■ **Task brief**: Copy each line of the data below exactly, leaving out pictures.

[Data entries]
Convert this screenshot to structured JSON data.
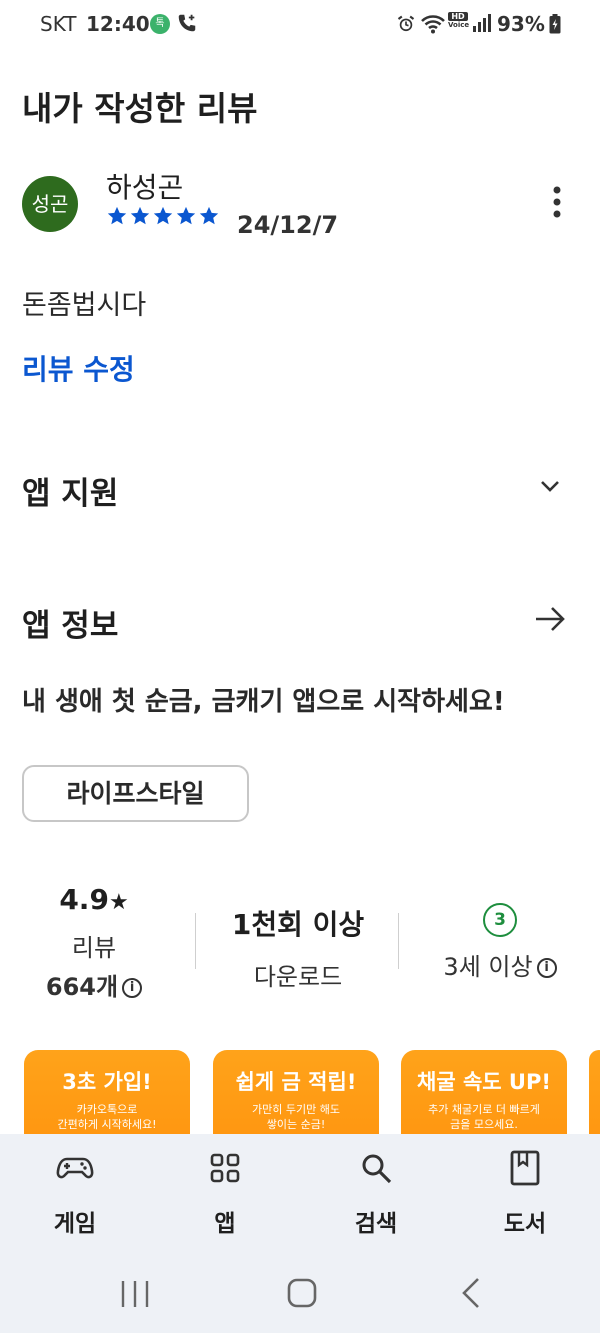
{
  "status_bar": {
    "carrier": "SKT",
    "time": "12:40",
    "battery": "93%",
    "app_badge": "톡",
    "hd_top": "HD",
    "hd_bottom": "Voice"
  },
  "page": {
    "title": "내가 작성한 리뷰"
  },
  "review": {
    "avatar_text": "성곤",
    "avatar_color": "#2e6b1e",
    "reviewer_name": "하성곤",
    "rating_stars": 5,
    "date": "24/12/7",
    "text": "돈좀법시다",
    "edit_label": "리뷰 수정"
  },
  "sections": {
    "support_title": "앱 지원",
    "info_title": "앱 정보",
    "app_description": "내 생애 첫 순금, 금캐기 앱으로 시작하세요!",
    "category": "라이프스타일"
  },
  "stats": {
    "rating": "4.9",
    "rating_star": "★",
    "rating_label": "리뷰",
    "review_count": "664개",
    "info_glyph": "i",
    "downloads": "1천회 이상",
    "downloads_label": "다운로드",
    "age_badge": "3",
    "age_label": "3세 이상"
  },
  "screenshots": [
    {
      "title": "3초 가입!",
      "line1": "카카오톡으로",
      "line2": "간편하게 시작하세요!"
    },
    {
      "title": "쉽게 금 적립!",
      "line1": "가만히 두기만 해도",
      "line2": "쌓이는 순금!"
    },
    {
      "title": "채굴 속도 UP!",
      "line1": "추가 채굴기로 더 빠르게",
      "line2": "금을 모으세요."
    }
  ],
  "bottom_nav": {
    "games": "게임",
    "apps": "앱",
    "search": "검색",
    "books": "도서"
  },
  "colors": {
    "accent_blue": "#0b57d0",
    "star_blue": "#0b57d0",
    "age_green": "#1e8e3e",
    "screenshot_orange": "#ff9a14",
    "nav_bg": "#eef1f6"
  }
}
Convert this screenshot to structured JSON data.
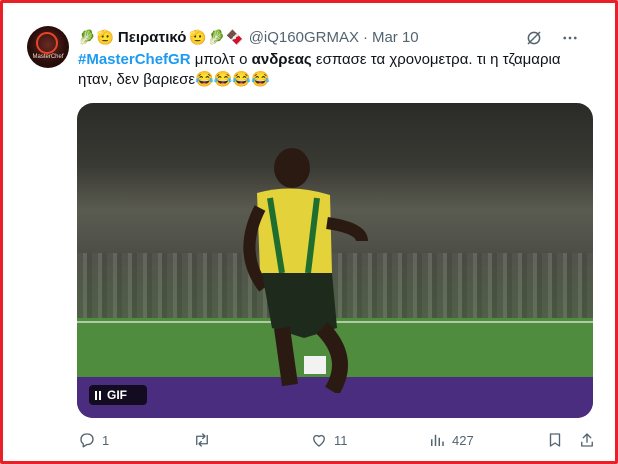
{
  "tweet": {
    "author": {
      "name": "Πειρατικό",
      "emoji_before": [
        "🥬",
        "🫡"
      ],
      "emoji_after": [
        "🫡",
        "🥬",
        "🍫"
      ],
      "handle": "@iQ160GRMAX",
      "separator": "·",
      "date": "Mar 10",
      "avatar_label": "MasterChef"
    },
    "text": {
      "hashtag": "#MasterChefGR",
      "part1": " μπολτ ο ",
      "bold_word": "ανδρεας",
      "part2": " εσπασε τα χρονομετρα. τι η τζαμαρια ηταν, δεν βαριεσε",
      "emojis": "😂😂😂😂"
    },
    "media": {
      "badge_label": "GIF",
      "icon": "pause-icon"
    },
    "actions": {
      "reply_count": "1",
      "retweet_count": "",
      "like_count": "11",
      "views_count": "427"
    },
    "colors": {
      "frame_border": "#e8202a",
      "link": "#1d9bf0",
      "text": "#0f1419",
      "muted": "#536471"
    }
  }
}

■ **Output of the exercise**:
Convert this screenshot to structured JSON data.
{
  "status_bar": {
    "carrier": "SKT",
    "time": "12:40",
    "battery": "93%",
    "app_badge": "톡",
    "hd_top": "HD",
    "hd_bottom": "Voice"
  },
  "page": {
    "title": "내가 작성한 리뷰"
  },
  "review": {
    "avatar_text": "성곤",
    "avatar_color": "#2e6b1e",
    "reviewer_name": "하성곤",
    "rating_stars": 5,
    "date": "24/12/7",
    "text": "돈좀법시다",
    "edit_label": "리뷰 수정"
  },
  "sections": {
    "support_title": "앱 지원",
    "info_title": "앱 정보",
    "app_description": "내 생애 첫 순금, 금캐기 앱으로 시작하세요!",
    "category": "라이프스타일"
  },
  "stats": {
    "rating": "4.9",
    "rating_star": "★",
    "rating_label": "리뷰",
    "review_count": "664개",
    "info_glyph": "i",
    "downloads": "1천회 이상",
    "downloads_label": "다운로드",
    "age_badge": "3",
    "age_label": "3세 이상"
  },
  "screenshots": [
    {
      "title": "3초 가입!",
      "line1": "카카오톡으로",
      "line2": "간편하게 시작하세요!"
    },
    {
      "title": "쉽게 금 적립!",
      "line1": "가만히 두기만 해도",
      "line2": "쌓이는 순금!"
    },
    {
      "title": "채굴 속도 UP!",
      "line1": "추가 채굴기로 더 빠르게",
      "line2": "금을 모으세요."
    }
  ],
  "bottom_nav": {
    "games": "게임",
    "apps": "앱",
    "search": "검색",
    "books": "도서"
  },
  "colors": {
    "accent_blue": "#0b57d0",
    "star_blue": "#0b57d0",
    "age_green": "#1e8e3e",
    "screenshot_orange": "#ff9a14",
    "nav_bg": "#eef1f6"
  }
}
Convert this screenshot to structured JSON data.
{
  "tweet": {
    "author": {
      "name": "Πειρατικό",
      "emoji_before": [
        "🥬",
        "🫡"
      ],
      "emoji_after": [
        "🫡",
        "🥬",
        "🍫"
      ],
      "handle": "@iQ160GRMAX",
      "separator": "·",
      "date": "Mar 10",
      "avatar_label": "MasterChef"
    },
    "text": {
      "hashtag": "#MasterChefGR",
      "part1": " μπολτ ο ",
      "bold_word": "ανδρεας",
      "part2": " εσπασε τα χρονομετρα. τι η τζαμαρια ηταν, δεν βαριεσε",
      "emojis": "😂😂😂😂"
    },
    "media": {
      "badge_label": "GIF",
      "icon": "pause-icon"
    },
    "actions": {
      "reply_count": "1",
      "retweet_count": "",
      "like_count": "11",
      "views_count": "427"
    },
    "colors": {
      "frame_border": "#e8202a",
      "link": "#1d9bf0",
      "text": "#0f1419",
      "muted": "#536471"
    }
  }
}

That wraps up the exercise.